■ Records for processing
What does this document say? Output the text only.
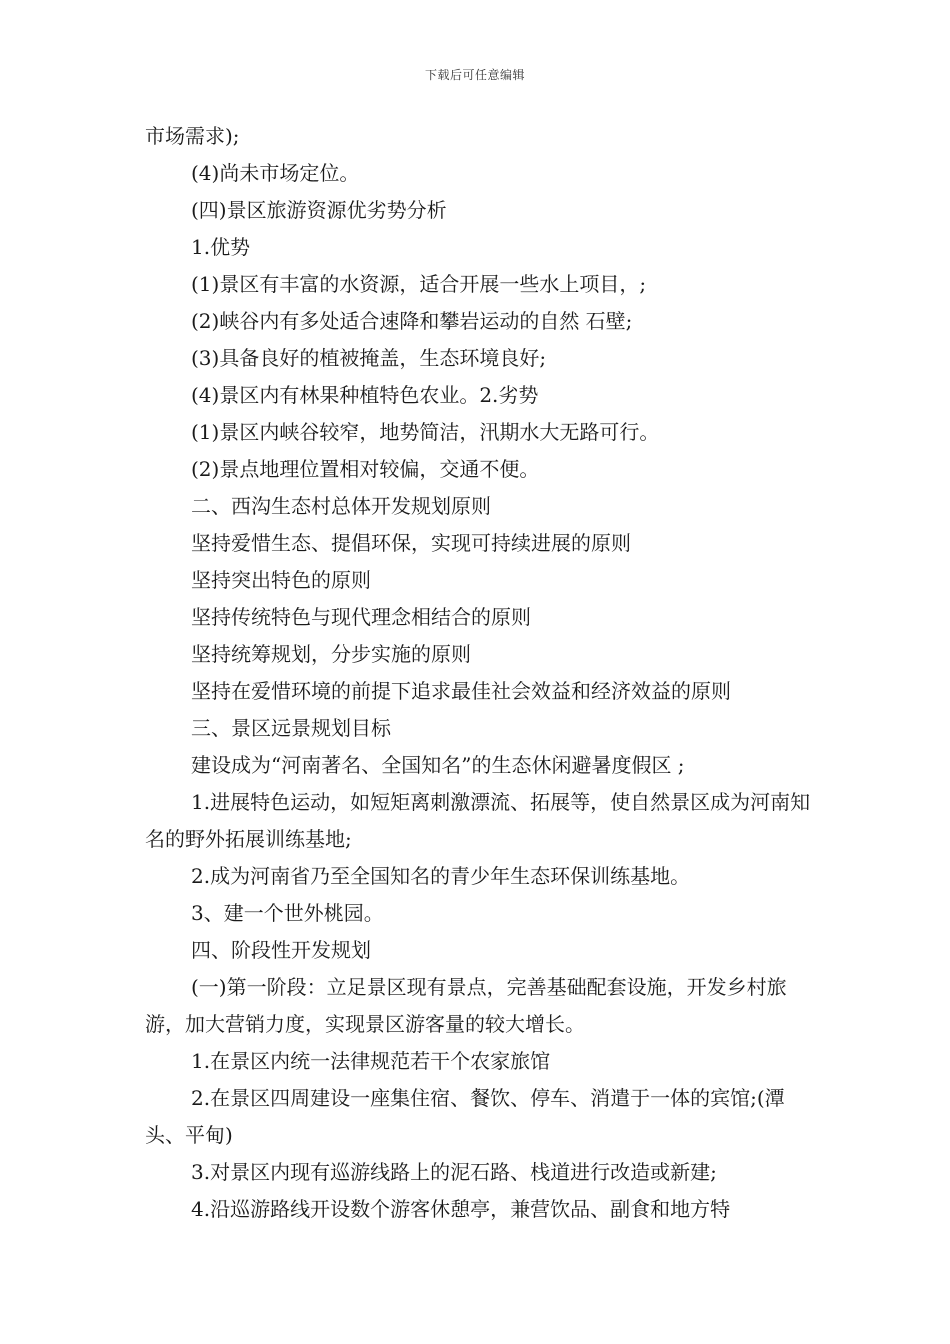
下载后可任意编辑

市场需求);

(4)尚未市场定位。

(四)景区旅游资源优劣势分析

1.优势

(1)景区有丰富的水资源，适合开展一些水上项目，;

(2)峡谷内有多处适合速降和攀岩运动的自然 石壁;

(3)具备良好的植被掩盖，生态环境良好;

(4)景区内有林果种植特色农业。2.劣势

(1)景区内峡谷较窄，地势简洁，汛期水大无路可行。

(2)景点地理位置相对较偏，交通不便。

二、西沟生态村总体开发规划原则

坚持爱惜生态、提倡环保，实现可持续进展的原则

坚持突出特色的原则

坚持传统特色与现代理念相结合的原则

坚持统筹规划，分步实施的原则

坚持在爱惜环境的前提下追求最佳社会效益和经济效益的原则

三、景区远景规划目标

建设成为“河南著名、全国知名”的生态休闲避暑度假区 ;

1.进展特色运动，如短矩离刺激漂流、拓展等，使自然景区成为河南知名的野外拓展训练基地;

2.成为河南省乃至全国知名的青少年生态环保训练基地。

3、建一个世外桃园。

四、阶段性开发规划

(一)第一阶段：立足景区现有景点，完善基础配套设施，开发乡村旅游，加大营销力度，实现景区游客量的较大增长。

1.在景区内统一法律规范若干个农家旅馆

2.在景区四周建设一座集住宿、餐饮、停车、消遣于一体的宾馆;(潭头、平甸)

3.对景区内现有巡游线路上的泥石路、栈道进行改造或新建;

4.沿巡游路线开设数个游客休憩亭，兼营饮品、副食和地方特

■ Description of the task
All of the material above should be reproduced exactly, except the pictures.

■ Answer to this problem
What does this document say? Output the text only.
下载后可任意编辑

市场需求);

(4)尚未市场定位。

(四)景区旅游资源优劣势分析

1.优势

(1)景区有丰富的水资源，适合开展一些水上项目，;

(2)峡谷内有多处适合速降和攀岩运动的自然 石壁;

(3)具备良好的植被掩盖，生态环境良好;

(4)景区内有林果种植特色农业。2.劣势

(1)景区内峡谷较窄，地势简洁，汛期水大无路可行。

(2)景点地理位置相对较偏，交通不便。

二、西沟生态村总体开发规划原则

坚持爱惜生态、提倡环保，实现可持续进展的原则

坚持突出特色的原则

坚持传统特色与现代理念相结合的原则

坚持统筹规划，分步实施的原则

坚持在爱惜环境的前提下追求最佳社会效益和经济效益的原则

三、景区远景规划目标

建设成为“河南著名、全国知名”的生态休闲避暑度假区 ;

1.进展特色运动，如短矩离刺激漂流、拓展等，使自然景区成为河南知名的野外拓展训练基地;

2.成为河南省乃至全国知名的青少年生态环保训练基地。

3、建一个世外桃园。

四、阶段性开发规划

(一)第一阶段：立足景区现有景点，完善基础配套设施，开发乡村旅游，加大营销力度，实现景区游客量的较大增长。

1.在景区内统一法律规范若干个农家旅馆

2.在景区四周建设一座集住宿、餐饮、停车、消遣于一体的宾馆;(潭头、平甸)

3.对景区内现有巡游线路上的泥石路、栈道进行改造或新建;

4.沿巡游路线开设数个游客休憩亭，兼营饮品、副食和地方特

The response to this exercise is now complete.